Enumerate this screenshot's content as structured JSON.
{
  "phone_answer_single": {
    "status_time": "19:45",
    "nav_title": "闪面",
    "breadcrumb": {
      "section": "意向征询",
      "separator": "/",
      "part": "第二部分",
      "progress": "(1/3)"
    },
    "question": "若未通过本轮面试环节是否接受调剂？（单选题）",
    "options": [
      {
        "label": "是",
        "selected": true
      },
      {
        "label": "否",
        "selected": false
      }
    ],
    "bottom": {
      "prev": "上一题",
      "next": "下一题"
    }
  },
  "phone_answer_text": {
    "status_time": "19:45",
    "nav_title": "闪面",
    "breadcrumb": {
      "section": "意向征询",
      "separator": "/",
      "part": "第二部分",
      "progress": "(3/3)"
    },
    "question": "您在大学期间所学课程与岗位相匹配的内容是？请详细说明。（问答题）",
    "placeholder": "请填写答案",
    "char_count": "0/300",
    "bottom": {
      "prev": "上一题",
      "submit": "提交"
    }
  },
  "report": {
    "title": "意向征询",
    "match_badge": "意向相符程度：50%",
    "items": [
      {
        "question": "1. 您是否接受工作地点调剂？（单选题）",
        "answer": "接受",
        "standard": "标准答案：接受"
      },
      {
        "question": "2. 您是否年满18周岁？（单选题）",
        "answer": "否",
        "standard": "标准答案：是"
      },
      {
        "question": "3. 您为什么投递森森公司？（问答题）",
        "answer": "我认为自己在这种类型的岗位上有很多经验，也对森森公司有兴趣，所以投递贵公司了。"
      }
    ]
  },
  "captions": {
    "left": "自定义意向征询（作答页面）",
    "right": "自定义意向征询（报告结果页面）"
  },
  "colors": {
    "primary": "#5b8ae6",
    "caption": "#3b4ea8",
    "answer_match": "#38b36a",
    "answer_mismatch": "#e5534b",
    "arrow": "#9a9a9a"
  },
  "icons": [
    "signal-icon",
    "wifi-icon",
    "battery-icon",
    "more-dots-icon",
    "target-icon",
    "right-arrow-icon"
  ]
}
------------------------------
STATED EXERCISE: Take the records above and return them exactly as written.

CORRECT RESULT:
Enumerate this screenshot's content as structured JSON.
{
  "phone_answer_single": {
    "status_time": "19:45",
    "nav_title": "闪面",
    "breadcrumb": {
      "section": "意向征询",
      "separator": "/",
      "part": "第二部分",
      "progress": "(1/3)"
    },
    "question": "若未通过本轮面试环节是否接受调剂？（单选题）",
    "options": [
      {
        "label": "是",
        "selected": true
      },
      {
        "label": "否",
        "selected": false
      }
    ],
    "bottom": {
      "prev": "上一题",
      "next": "下一题"
    }
  },
  "phone_answer_text": {
    "status_time": "19:45",
    "nav_title": "闪面",
    "breadcrumb": {
      "section": "意向征询",
      "separator": "/",
      "part": "第二部分",
      "progress": "(3/3)"
    },
    "question": "您在大学期间所学课程与岗位相匹配的内容是？请详细说明。（问答题）",
    "placeholder": "请填写答案",
    "char_count": "0/300",
    "bottom": {
      "prev": "上一题",
      "submit": "提交"
    }
  },
  "report": {
    "title": "意向征询",
    "match_badge": "意向相符程度：50%",
    "items": [
      {
        "question": "1. 您是否接受工作地点调剂？（单选题）",
        "answer": "接受",
        "standard": "标准答案：接受"
      },
      {
        "question": "2. 您是否年满18周岁？（单选题）",
        "answer": "否",
        "standard": "标准答案：是"
      },
      {
        "question": "3. 您为什么投递森森公司？（问答题）",
        "answer": "我认为自己在这种类型的岗位上有很多经验，也对森森公司有兴趣，所以投递贵公司了。"
      }
    ]
  },
  "captions": {
    "left": "自定义意向征询（作答页面）",
    "right": "自定义意向征询（报告结果页面）"
  },
  "colors": {
    "primary": "#5b8ae6",
    "caption": "#3b4ea8",
    "answer_match": "#38b36a",
    "answer_mismatch": "#e5534b",
    "arrow": "#9a9a9a"
  },
  "icons": [
    "signal-icon",
    "wifi-icon",
    "battery-icon",
    "more-dots-icon",
    "target-icon",
    "right-arrow-icon"
  ]
}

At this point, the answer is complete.